┏━━

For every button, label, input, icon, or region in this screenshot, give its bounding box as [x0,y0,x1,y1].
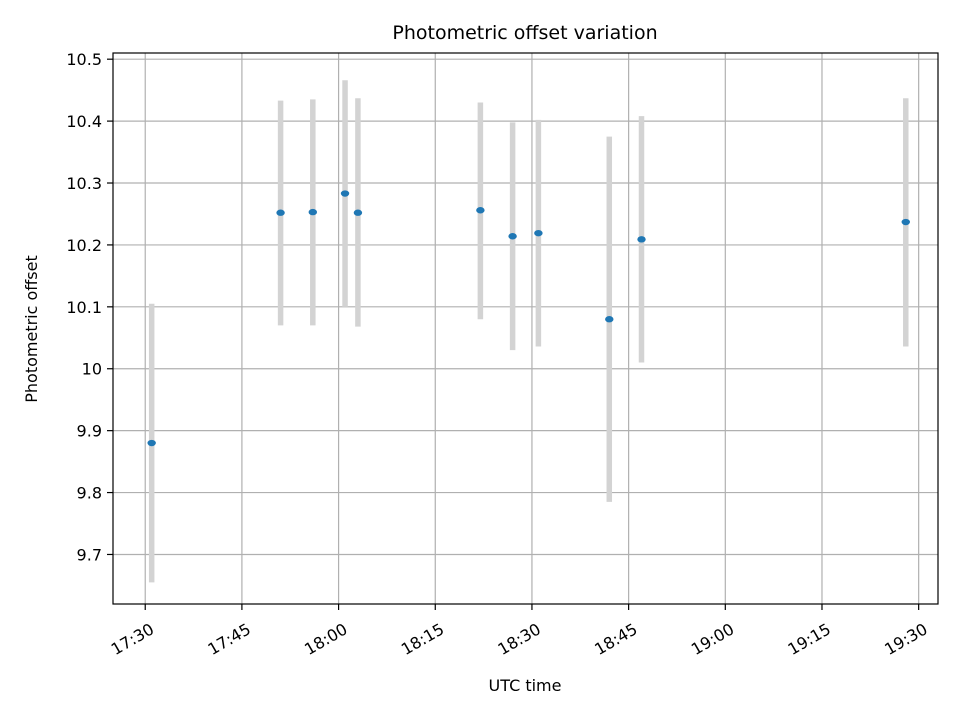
plot-frame [112,52,939,605]
y-axis-label: Photometric offset [22,255,41,403]
x-tick-label: 18:30 [495,619,544,659]
data-point [476,207,485,214]
x-tick-label: 17:45 [204,619,253,659]
data-point [276,209,285,216]
y-tick-label: 10.3 [66,174,102,193]
point-layer [147,190,910,447]
y-tick-label: 10 [82,360,102,379]
x-tick-label: 19:00 [688,619,737,659]
y-tick-layer: 9.7 9.8 9.9 10 10.1 10.2 10.3 10.4 10.5 [66,50,113,564]
x-tick-label: 19:15 [785,619,834,659]
data-point [353,209,363,216]
y-tick-label: 10.2 [66,236,102,255]
chart-title: Photometric offset variation [392,22,657,44]
data-point [534,229,543,237]
errorbar-layer [148,80,909,583]
x-tick-label: 18:00 [301,619,350,659]
data-point [605,316,614,323]
data-point [637,236,646,243]
y-tick-label: 9.8 [77,484,102,503]
y-tick-label: 9.7 [77,545,102,564]
x-tick-label: 18:15 [398,619,447,659]
y-tick-label: 10.1 [66,298,102,317]
y-tick-label: 9.9 [77,422,102,441]
data-point [901,218,910,226]
y-tick-label: 10.5 [66,50,102,69]
x-tick-label: 17:30 [108,619,157,659]
x-tick-layer: 17:30 17:45 18:00 18:15 18:30 18:45 19:00 19:15… [108,604,931,659]
x-tick-label: 19:30 [881,619,930,659]
data-point [508,233,517,240]
data-point [308,208,318,216]
x-axis-label: UTC time [489,676,562,695]
grid-layer [113,53,938,604]
data-point [147,439,156,447]
data-point [340,190,350,197]
x-tick-label: 18:45 [591,619,640,659]
y-tick-label: 10.4 [66,112,102,131]
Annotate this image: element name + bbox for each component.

┗━━

**EXERCISE REQUIREMENTS**
Print the stretch of lines from the one containing "plot-frame [112,52,939,605]" through the one containing "y-tick-label: 10.3 [66,174,102,193]", reproducing each line verbatim.

**THE RESULT**
plot-frame [112,52,939,605]
y-axis-label: Photometric offset [22,255,41,403]
x-tick-label: 18:30 [495,619,544,659]
data-point [476,207,485,214]
x-tick-label: 17:45 [204,619,253,659]
data-point [276,209,285,216]
y-tick-label: 10.3 [66,174,102,193]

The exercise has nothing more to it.